Work to be completed | Report the count of lines containing the word "from" in the entries below, and nothing more.

Stored dataset items

──────

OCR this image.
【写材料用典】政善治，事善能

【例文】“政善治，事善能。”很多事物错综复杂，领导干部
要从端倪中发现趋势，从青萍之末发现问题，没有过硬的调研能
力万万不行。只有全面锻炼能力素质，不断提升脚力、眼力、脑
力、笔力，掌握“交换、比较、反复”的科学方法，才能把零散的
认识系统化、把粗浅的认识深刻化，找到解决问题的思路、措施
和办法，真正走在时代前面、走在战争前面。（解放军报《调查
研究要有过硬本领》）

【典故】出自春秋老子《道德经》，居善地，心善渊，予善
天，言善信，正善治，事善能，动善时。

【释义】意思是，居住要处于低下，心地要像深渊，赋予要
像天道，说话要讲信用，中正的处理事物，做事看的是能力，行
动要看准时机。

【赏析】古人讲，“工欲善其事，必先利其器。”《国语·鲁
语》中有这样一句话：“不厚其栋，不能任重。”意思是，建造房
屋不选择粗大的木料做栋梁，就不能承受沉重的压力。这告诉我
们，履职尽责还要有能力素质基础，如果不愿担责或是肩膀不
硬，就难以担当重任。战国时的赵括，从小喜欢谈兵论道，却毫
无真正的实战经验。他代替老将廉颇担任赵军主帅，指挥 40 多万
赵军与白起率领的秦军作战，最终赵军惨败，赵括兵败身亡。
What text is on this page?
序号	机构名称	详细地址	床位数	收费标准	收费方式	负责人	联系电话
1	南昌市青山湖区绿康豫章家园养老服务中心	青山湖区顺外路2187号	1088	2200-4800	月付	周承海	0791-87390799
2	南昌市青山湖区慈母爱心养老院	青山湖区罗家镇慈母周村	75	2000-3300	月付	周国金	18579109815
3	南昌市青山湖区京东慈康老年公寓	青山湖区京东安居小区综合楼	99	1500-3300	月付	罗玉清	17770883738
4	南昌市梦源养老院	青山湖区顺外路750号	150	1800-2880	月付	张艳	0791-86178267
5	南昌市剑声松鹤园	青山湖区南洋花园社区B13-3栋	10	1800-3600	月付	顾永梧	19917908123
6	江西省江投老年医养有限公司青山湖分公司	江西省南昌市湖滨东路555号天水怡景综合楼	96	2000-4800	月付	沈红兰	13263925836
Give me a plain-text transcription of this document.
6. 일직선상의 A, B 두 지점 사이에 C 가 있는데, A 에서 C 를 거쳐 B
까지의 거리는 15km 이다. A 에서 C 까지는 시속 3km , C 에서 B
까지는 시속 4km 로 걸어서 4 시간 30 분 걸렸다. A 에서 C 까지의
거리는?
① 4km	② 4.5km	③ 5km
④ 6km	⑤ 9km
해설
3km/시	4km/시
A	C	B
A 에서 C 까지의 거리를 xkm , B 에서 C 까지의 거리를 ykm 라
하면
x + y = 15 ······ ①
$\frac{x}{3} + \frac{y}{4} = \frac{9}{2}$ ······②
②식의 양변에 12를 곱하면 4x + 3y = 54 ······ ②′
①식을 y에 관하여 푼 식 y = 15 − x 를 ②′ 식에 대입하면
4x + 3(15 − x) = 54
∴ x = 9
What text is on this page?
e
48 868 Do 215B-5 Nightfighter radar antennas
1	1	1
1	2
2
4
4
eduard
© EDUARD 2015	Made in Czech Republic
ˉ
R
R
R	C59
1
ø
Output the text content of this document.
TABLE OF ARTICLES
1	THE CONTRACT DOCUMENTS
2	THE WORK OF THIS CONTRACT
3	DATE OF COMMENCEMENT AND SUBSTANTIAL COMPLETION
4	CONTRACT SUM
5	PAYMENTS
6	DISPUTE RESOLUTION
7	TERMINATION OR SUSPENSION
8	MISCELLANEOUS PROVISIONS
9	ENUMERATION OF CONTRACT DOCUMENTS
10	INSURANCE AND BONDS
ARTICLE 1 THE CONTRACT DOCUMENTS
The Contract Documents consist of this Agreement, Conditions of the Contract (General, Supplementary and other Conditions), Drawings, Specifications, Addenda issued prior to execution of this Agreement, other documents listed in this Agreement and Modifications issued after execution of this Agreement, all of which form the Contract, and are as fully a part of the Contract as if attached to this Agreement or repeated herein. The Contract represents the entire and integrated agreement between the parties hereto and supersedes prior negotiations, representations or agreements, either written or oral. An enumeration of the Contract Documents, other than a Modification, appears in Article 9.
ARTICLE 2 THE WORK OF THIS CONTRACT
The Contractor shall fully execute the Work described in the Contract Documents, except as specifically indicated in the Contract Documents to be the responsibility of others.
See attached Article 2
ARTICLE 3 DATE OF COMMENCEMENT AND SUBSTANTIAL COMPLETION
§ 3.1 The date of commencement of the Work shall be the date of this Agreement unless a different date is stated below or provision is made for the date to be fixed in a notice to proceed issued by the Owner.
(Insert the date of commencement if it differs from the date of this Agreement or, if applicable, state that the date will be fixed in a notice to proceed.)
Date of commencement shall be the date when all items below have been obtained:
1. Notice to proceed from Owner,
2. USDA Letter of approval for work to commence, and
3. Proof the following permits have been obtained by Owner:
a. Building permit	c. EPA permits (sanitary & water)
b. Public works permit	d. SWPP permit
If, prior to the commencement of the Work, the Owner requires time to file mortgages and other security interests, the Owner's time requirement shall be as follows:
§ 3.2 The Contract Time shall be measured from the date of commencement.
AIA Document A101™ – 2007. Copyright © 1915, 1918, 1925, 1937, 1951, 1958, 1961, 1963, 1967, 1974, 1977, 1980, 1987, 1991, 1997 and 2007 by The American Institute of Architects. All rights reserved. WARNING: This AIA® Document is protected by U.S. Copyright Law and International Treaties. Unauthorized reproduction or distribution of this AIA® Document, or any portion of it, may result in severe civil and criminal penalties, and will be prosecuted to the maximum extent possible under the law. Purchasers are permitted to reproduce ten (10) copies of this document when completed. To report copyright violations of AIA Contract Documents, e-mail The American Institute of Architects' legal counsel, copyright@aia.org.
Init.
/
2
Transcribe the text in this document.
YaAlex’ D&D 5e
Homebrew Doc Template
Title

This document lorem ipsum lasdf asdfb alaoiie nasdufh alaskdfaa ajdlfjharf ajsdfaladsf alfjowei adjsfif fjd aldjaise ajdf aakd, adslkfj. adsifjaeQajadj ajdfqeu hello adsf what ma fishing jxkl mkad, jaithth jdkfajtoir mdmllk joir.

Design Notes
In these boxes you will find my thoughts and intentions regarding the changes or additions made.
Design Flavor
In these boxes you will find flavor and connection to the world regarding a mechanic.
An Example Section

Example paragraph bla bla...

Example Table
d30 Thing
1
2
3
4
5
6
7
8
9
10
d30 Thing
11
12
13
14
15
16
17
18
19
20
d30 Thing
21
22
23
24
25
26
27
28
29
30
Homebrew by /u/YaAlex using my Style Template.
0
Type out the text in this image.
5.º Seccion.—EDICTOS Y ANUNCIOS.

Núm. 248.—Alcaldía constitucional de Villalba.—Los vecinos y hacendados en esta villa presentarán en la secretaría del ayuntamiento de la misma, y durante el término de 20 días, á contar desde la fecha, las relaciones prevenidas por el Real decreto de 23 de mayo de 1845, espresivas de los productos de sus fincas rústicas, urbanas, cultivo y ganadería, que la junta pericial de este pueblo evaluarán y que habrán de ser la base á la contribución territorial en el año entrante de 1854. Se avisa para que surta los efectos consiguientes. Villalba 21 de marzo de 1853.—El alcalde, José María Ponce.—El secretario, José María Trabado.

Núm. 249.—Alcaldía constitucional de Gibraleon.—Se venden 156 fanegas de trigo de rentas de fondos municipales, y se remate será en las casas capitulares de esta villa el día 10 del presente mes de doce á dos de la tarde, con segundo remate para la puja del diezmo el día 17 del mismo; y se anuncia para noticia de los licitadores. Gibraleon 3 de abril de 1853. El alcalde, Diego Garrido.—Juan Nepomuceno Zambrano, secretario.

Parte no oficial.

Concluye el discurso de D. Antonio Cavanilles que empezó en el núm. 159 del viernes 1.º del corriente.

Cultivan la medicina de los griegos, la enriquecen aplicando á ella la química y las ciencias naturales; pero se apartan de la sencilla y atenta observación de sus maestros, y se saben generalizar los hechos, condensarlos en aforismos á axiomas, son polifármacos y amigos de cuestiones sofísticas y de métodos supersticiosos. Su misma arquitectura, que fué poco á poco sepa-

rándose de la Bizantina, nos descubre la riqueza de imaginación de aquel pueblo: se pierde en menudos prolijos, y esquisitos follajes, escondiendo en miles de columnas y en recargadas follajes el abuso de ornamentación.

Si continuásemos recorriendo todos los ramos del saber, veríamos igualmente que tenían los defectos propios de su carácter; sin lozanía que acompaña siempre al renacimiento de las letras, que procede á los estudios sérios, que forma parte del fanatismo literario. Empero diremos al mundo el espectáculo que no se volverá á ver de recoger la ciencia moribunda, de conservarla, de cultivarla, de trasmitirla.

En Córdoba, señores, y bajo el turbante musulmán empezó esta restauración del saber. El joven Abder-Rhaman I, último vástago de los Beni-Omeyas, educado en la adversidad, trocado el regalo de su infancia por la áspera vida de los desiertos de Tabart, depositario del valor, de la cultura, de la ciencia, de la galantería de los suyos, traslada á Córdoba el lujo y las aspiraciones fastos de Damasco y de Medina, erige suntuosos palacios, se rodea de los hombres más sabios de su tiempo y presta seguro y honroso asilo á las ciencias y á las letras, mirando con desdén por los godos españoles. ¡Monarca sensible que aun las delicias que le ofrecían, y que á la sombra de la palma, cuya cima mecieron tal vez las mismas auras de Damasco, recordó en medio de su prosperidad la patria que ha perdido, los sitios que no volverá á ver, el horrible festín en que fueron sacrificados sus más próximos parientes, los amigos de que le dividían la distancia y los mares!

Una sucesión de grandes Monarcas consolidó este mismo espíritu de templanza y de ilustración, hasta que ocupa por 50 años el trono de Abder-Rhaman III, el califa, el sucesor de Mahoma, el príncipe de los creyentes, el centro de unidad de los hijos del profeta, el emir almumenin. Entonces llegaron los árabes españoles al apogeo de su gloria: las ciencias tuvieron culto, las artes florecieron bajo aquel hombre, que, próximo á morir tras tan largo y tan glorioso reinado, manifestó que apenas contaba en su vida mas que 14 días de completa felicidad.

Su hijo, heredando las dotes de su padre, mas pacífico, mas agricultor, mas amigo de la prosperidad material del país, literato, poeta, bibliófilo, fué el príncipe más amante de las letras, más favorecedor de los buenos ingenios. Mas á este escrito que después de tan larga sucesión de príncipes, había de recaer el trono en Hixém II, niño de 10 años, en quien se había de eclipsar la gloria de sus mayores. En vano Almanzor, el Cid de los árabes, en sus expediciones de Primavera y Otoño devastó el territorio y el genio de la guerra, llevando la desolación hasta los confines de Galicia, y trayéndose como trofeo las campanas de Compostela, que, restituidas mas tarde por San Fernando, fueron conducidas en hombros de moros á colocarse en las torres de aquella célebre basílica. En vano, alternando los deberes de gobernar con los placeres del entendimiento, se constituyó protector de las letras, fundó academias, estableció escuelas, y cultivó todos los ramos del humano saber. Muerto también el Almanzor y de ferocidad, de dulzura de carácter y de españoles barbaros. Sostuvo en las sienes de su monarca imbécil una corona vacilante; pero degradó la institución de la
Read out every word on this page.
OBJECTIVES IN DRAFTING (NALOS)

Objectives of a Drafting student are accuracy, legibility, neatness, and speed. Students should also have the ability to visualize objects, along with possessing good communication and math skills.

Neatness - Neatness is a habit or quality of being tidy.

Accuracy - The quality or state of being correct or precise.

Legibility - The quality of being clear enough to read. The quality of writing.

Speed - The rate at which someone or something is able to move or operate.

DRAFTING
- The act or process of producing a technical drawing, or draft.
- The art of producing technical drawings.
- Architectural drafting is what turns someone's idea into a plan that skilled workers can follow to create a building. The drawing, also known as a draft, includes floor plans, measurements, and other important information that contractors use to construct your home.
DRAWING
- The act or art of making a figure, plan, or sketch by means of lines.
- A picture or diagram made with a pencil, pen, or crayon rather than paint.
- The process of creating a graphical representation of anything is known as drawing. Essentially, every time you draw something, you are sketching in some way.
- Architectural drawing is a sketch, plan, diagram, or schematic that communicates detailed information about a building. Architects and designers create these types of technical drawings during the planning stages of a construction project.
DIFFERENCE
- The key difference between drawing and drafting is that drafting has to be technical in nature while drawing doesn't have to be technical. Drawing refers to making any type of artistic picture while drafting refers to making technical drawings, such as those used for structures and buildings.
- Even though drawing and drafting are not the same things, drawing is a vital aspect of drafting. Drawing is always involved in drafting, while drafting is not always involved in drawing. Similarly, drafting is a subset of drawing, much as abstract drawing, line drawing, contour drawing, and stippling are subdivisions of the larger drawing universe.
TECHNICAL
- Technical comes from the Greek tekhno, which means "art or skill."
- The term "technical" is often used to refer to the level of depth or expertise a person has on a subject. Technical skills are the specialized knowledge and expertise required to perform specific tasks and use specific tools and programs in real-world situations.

──────

Solution | 4